- **Items**:
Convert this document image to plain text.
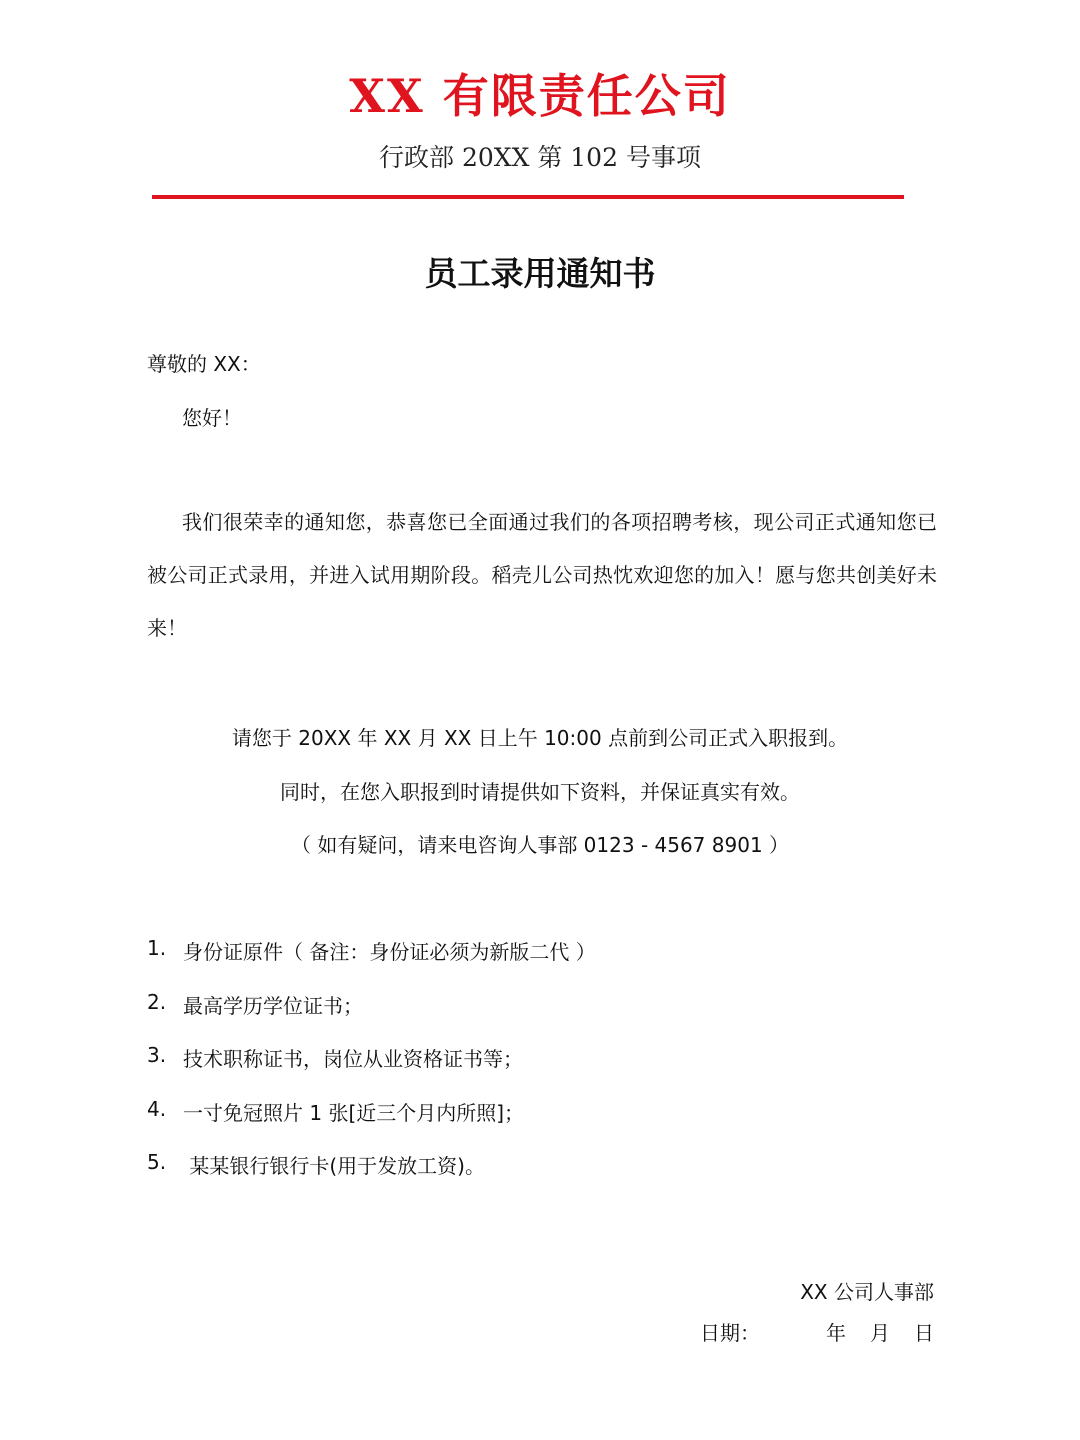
XX 有限责任公司
行政部 20XX 第 102 号事项
员工录用通知书
尊敬的 XX：
您好！
我们很荣幸的通知您，恭喜您已全面通过我们的各项招聘考核，现公司正式通知您已被公司正式录用，并进入试用期阶段。稻壳儿公司热忱欢迎您的加入！愿与您共创美好未来！
请您于 20XX 年 XX 月 XX 日上午 10:00 点前到公司正式入职报到。
同时，在您入职报到时请提供如下资料，并保证真实有效。
（ 如有疑问，请来电咨询人事部 0123 - 4567 8901 ）
1. 身份证原件（ 备注：身份证必须为新版二代 ）
2. 最高学历学位证书；
3. 技术职称证书，岗位从业资格证书等；
4. 一寸免冠照片 1 张[近三个月内所照]；
5. 某某银行银行卡(用于发放工资)。
XX 公司人事部
日期：	年 月 日
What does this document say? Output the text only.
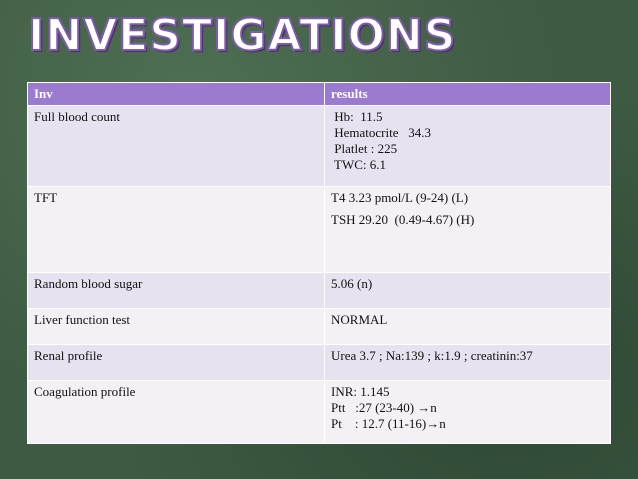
INVESTIGATIONS
Inv	results
Full blood count	Hb:  11.5
Hematocrite   34.3
Platlet : 225
TWC: 6.1

TFT	T4 3.23 pmol/L (9-24) (L)
TSH 29.20  (0.49-4.67) (H)

Random blood sugar	5.06 (n)

Liver function test	NORMAL

Renal profile	Urea 3.7 ; Na:139 ; k:1.9 ; creatinin:37

Coagulation profile	INR: 1.145
Ptt   :27 (23-40) →n
Pt    : 12.7 (11-16)→n
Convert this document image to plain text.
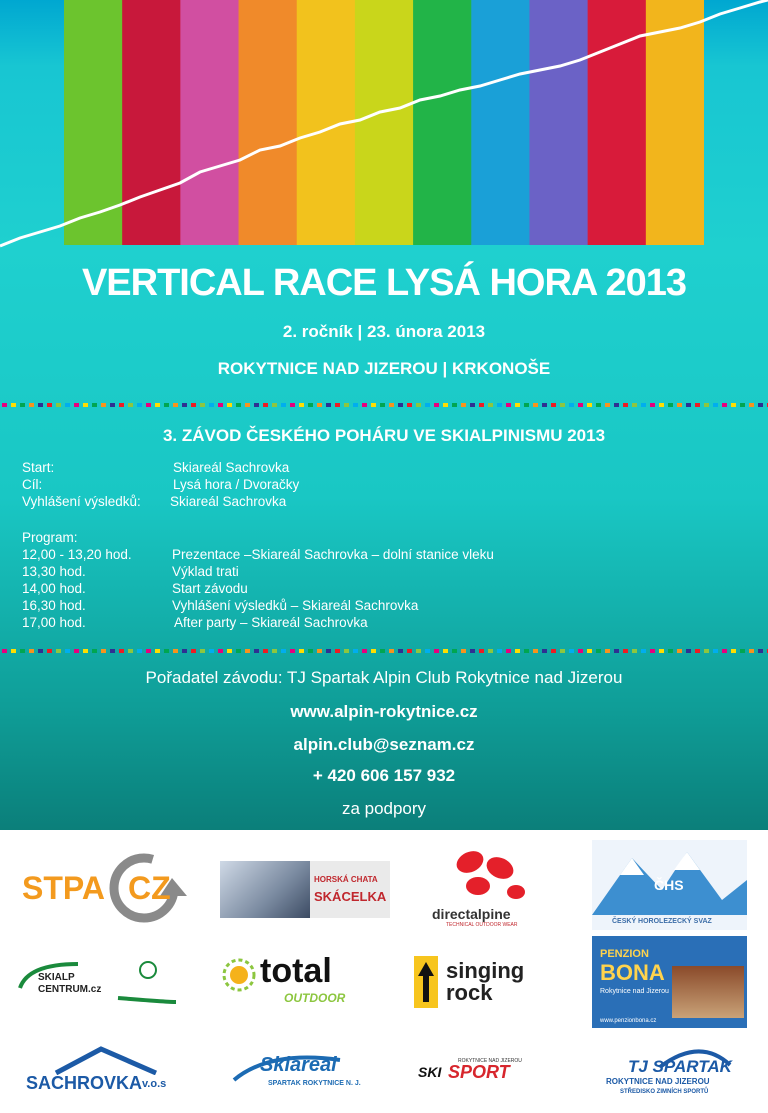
VERTICAL RACE LYSÁ HORA 2013
2. ročník | 23. února 2013
ROKYTNICE NAD JIZEROU | KRKONOŠE
3. ZÁVOD ČESKÉHO POHÁRU VE SKIALPINISMU 2013
Start:	Skiareál Sachrovka
Cíl:	Lysá hora / Dvoračky
Vyhlášení výsledků: Skiareál Sachrovka
Program:
12,00 - 13,20 hod.	Prezentace –Skiareál Sachrovka – dolní stanice vleku
13,30 hod.	Výklad trati
14,00 hod.	Start závodu
16,30 hod.	Vyhlášení výsledků – Skiareál Sachrovka
17,00 hod.	After party – Skiareál Sachrovka
Pořadatel závodu: TJ Spartak Alpin Club Rokytnice nad Jizerou
www.alpin-rokytnice.cz
alpin.club@seznam.cz
+ 420 606 157 932
za podpory
STPA CZ	HORSKÁ CHATA
SKÁCELKA
directalpine
TECHNICAL OUTDOOR WEAR
ČHS
ČESKÝ HOROLEZECKÝ SVAZ
SKIALP
CENTRUM.cz	total
OUTDOOR
singing
rock
PENZION
BONA
Rokytnice nad Jizerou
www.penzionbona.cz
SACHROVKA v.o.s
Skiareal
SPARTAK ROKYTNICE N. J.
ROKYTNICE NAD JIZEROU
SKI SPORT	TJ SPARTAK
ROKYTNICE NAD JIZEROU
STŘEDISKO ZIMNÍCH SPORTŮ
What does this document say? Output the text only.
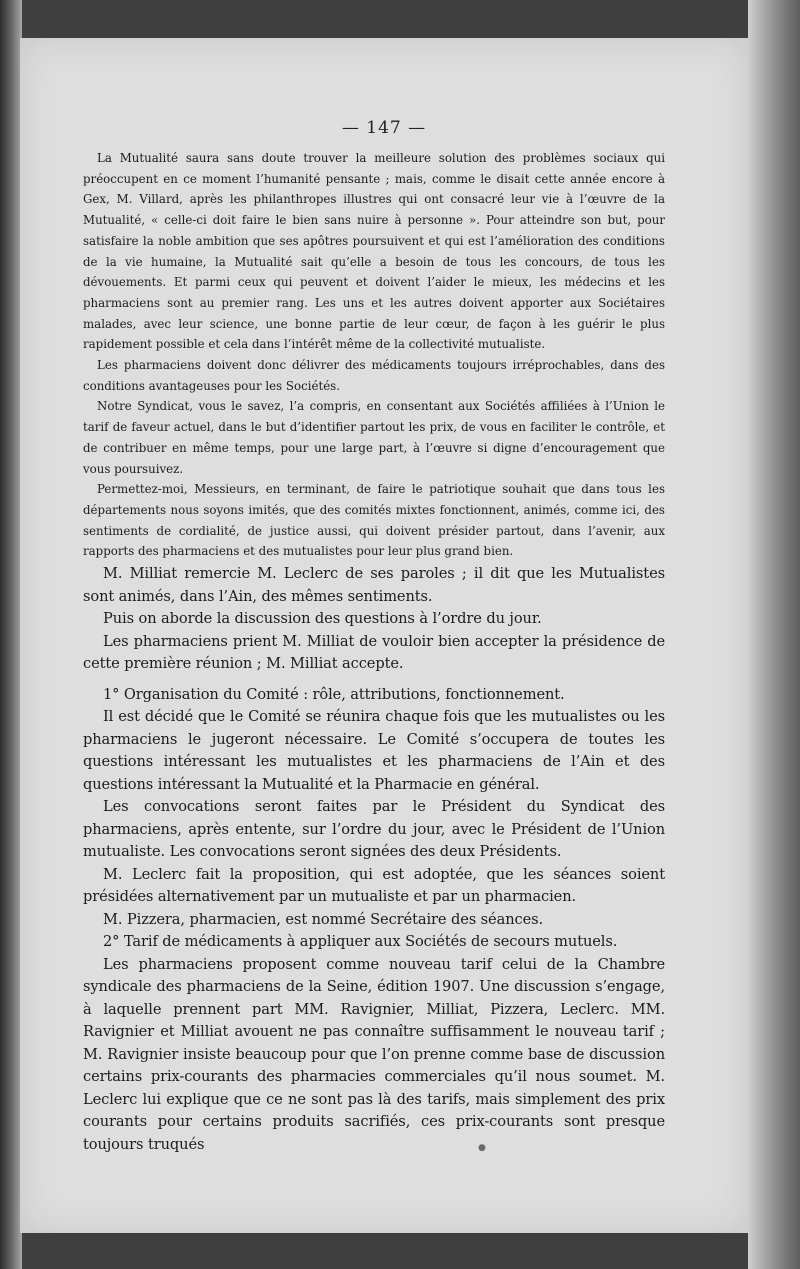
— 147 —

La Mutualité saura sans doute trouver la meilleure solution des problèmes sociaux qui préoccupent en ce moment l’humanité pensante ; mais, comme le disait cette année encore à Gex, M. Villard, après les philanthropes illustres qui ont consacré leur vie à l’œuvre de la Mutualité, « celle-ci doit faire le bien sans nuire à personne ». Pour atteindre son but, pour satisfaire la noble ambition que ses apôtres poursuivent et qui est l’amélioration des conditions de la vie humaine, la Mutualité sait qu’elle a besoin de tous les concours, de tous les dévouements. Et parmi ceux qui peuvent et doivent l’aider le mieux, les médecins et les pharmaciens sont au premier rang. Les uns et les autres doivent apporter aux Sociétaires malades, avec leur science, une bonne partie de leur cœur, de façon à les guérir le plus rapidement possible et cela dans l’intérêt même de la collectivité mutualiste.

Les pharmaciens doivent donc délivrer des médicaments toujours irréprochables, dans des conditions avantageuses pour les Sociétés.

Notre Syndicat, vous le savez, l’a compris, en consentant aux Sociétés affiliées à l’Union le tarif de faveur actuel, dans le but d’identifier partout les prix, de vous en faciliter le contrôle, et de contribuer en même temps, pour une large part, à l’œuvre si digne d’encouragement que vous poursuivez.

Permettez-moi, Messieurs, en terminant, de faire le patriotique souhait que dans tous les départements nous soyons imités, que des comités mixtes fonctionnent, animés, comme ici, des sentiments de cordialité, de justice aussi, qui doivent présider partout, dans l’avenir, aux rapports des pharmaciens et des mutualistes pour leur plus grand bien.

M. Milliat remercie M. Leclerc de ses paroles ; il dit que les Mutualistes sont animés, dans l’Ain, des mêmes sentiments.

Puis on aborde la discussion des questions à l’ordre du jour.

Les pharmaciens prient M. Milliat de vouloir bien accepter la présidence de cette première réunion ; M. Milliat accepte.

1° Organisation du Comité : rôle, attributions, fonctionnement.

Il est décidé que le Comité se réunira chaque fois que les mutualistes ou les pharmaciens le jugeront nécessaire. Le Comité s’occupera de toutes les questions intéressant les mutualistes et les pharmaciens de l’Ain et des questions intéressant la Mutualité et la Pharmacie en général.

Les convocations seront faites par le Président du Syndicat des pharmaciens, après entente, sur l’ordre du jour, avec le Président de l’Union mutualiste. Les convocations seront signées des deux Présidents.

M. Leclerc fait la proposition, qui est adoptée, que les séances soient présidées alternativement par un mutualiste et par un pharmacien.

M. Pizzera, pharmacien, est nommé Secrétaire des séances.

2° Tarif de médicaments à appliquer aux Sociétés de secours mutuels.

Les pharmaciens proposent comme nouveau tarif celui de la Chambre syndicale des pharmaciens de la Seine, édition 1907. Une discussion s’engage, à laquelle prennent part MM. Ravignier, Milliat, Pizzera, Leclerc. MM. Ravignier et Milliat avouent ne pas connaître suffisamment le nouveau tarif ; M. Ravignier insiste beaucoup pour que l’on prenne comme base de discussion certains prix-courants des pharmacies commerciales qu’il nous soumet. M. Leclerc lui explique que ce ne sont pas là des tarifs, mais simplement des prix courants pour certains produits sacrifiés, ces prix-courants sont presque toujours truqués	●
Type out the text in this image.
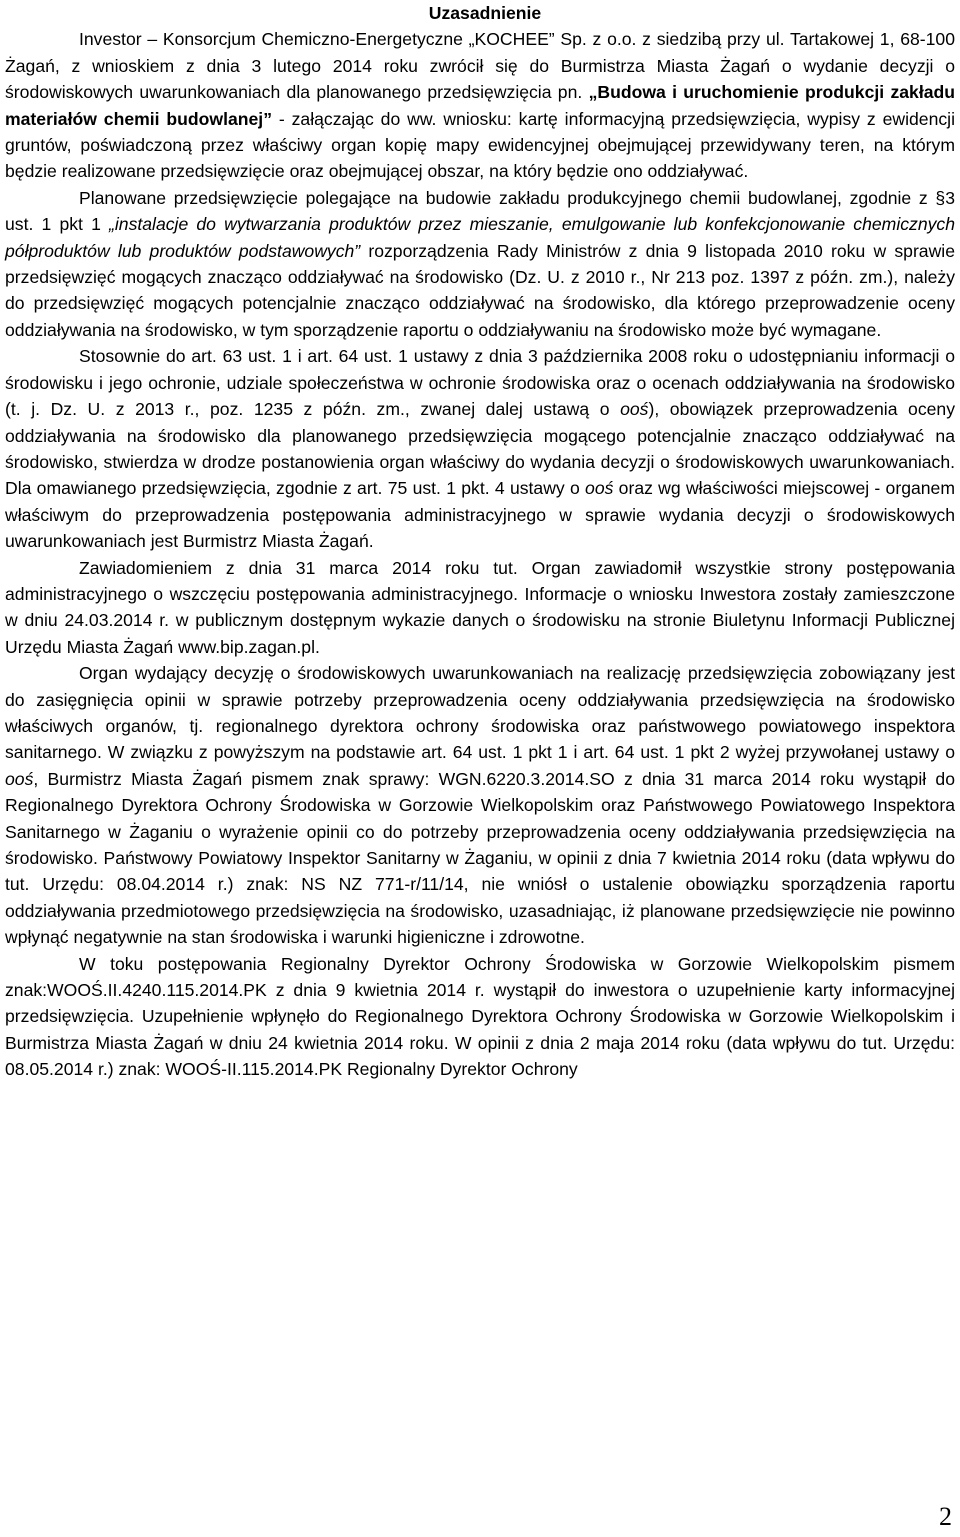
Uzasadnienie

Investor – Konsorcjum Chemiczno-Energetyczne „KOCHEE” Sp. z o.o. z siedzibą przy ul. Tartakowej 1, 68-100 Żagań, z wnioskiem z dnia 3 lutego 2014 roku zwrócił się do Burmistrza Miasta Żagań o wydanie decyzji o środowiskowych uwarunkowaniach dla planowanego przedsięwzięcia pn. „Budowa i uruchomienie produkcji zakładu materiałów chemii budowlanej” - załączając do ww. wniosku: kartę informacyjną przedsięwzięcia, wypisy z ewidencji gruntów, poświadczoną przez właściwy organ kopię mapy ewidencyjnej obejmującej przewidywany teren, na którym będzie realizowane przedsięwzięcie oraz obejmującej obszar, na który będzie ono oddziaływać.

Planowane przedsięwzięcie polegające na budowie zakładu produkcyjnego chemii budowlanej, zgodnie z §3 ust. 1 pkt 1 „instalacje do wytwarzania produktów przez mieszanie, emulgowanie lub konfekcjonowanie chemicznych półproduktów lub produktów podstawowych” rozporządzenia Rady Ministrów z dnia 9 listopada 2010 roku w sprawie przedsięwzięć mogących znacząco oddziaływać na środowisko (Dz. U. z 2010 r., Nr 213 poz. 1397 z późn. zm.), należy do przedsięwzięć mogących potencjalnie znacząco oddziaływać na środowisko, dla którego przeprowadzenie oceny oddziaływania na środowisko, w tym sporządzenie raportu o oddziaływaniu na środowisko może być wymagane.

Stosownie do art. 63 ust. 1 i art. 64 ust. 1 ustawy z dnia 3 października 2008 roku o udostępnianiu informacji o środowisku i jego ochronie, udziale społeczeństwa w ochronie środowiska oraz o ocenach oddziaływania na środowisko (t. j. Dz. U. z 2013 r., poz. 1235 z późn. zm., zwanej dalej ustawą o ooś), obowiązek przeprowadzenia oceny oddziaływania na środowisko dla planowanego przedsięwzięcia mogącego potencjalnie znacząco oddziaływać na środowisko, stwierdza w drodze postanowienia organ właściwy do wydania decyzji o środowiskowych uwarunkowaniach. Dla omawianego przedsięwzięcia, zgodnie z art. 75 ust. 1 pkt. 4 ustawy o ooś oraz wg właściwości miejscowej - organem właściwym do przeprowadzenia postępowania administracyjnego w sprawie wydania decyzji o środowiskowych uwarunkowaniach jest Burmistrz Miasta Żagań.

Zawiadomieniem z dnia 31 marca 2014 roku tut. Organ zawiadomił wszystkie strony postępowania administracyjnego o wszczęciu postępowania administracyjnego. Informacje o wniosku Inwestora zostały zamieszczone w dniu 24.03.2014 r. w publicznym dostępnym wykazie danych o środowisku na stronie Biuletynu Informacji Publicznej Urzędu Miasta Żagań www.bip.zagan.pl.

Organ wydający decyzję o środowiskowych uwarunkowaniach na realizację przedsięwzięcia zobowiązany jest do zasięgnięcia opinii w sprawie potrzeby przeprowadzenia oceny oddziaływania przedsięwzięcia na środowisko właściwych organów, tj. regionalnego dyrektora ochrony środowiska oraz państwowego powiatowego inspektora sanitarnego. W związku z powyższym na podstawie art. 64 ust. 1 pkt 1 i art. 64 ust. 1 pkt 2 wyżej przywołanej ustawy o ooś, Burmistrz Miasta Żagań pismem znak sprawy: WGN.6220.3.2014.SO z dnia 31 marca 2014 roku wystąpił do Regionalnego Dyrektora Ochrony Środowiska w Gorzowie Wielkopolskim oraz Państwowego Powiatowego Inspektora Sanitarnego w Żaganiu o wyrażenie opinii co do potrzeby przeprowadzenia oceny oddziaływania przedsięwzięcia na środowisko. Państwowy Powiatowy Inspektor Sanitarny w Żaganiu, w opinii z dnia 7 kwietnia 2014 roku (data wpływu do tut. Urzędu: 08.04.2014 r.) znak: NS NZ 771-r/11/14, nie wniósł o ustalenie obowiązku sporządzenia raportu oddziaływania przedmiotowego przedsięwzięcia na środowisko, uzasadniając, iż planowane przedsięwzięcie nie powinno wpłynąć negatywnie na stan środowiska i warunki higieniczne i zdrowotne.

W toku postępowania Regionalny Dyrektor Ochrony Środowiska w Gorzowie Wielkopolskim pismem znak:WOOŚ.II.4240.115.2014.PK z dnia 9 kwietnia 2014 r. wystąpił do inwestora o uzupełnienie karty informacyjnej przedsięwzięcia. Uzupełnienie wpłynęło do Regionalnego Dyrektora Ochrony Środowiska w Gorzowie Wielkopolskim i Burmistrza Miasta Żagań w dniu 24 kwietnia 2014 roku. W opinii z dnia 2 maja 2014 roku (data wpływu do tut. Urzędu: 08.05.2014 r.) znak: WOOŚ-II.115.2014.PK Regionalny Dyrektor Ochrony

2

- **Given task**:
Copy, from the material above, each line in which the string "séances" occurs.

- **Response to this exercise**:
M. Leclerc fait la proposition, qui est adoptée, que les séances soient présidées alternativement par un mutualiste et par un pharmacien.
M. Pizzera, pharmacien, est nommé Secrétaire des séances.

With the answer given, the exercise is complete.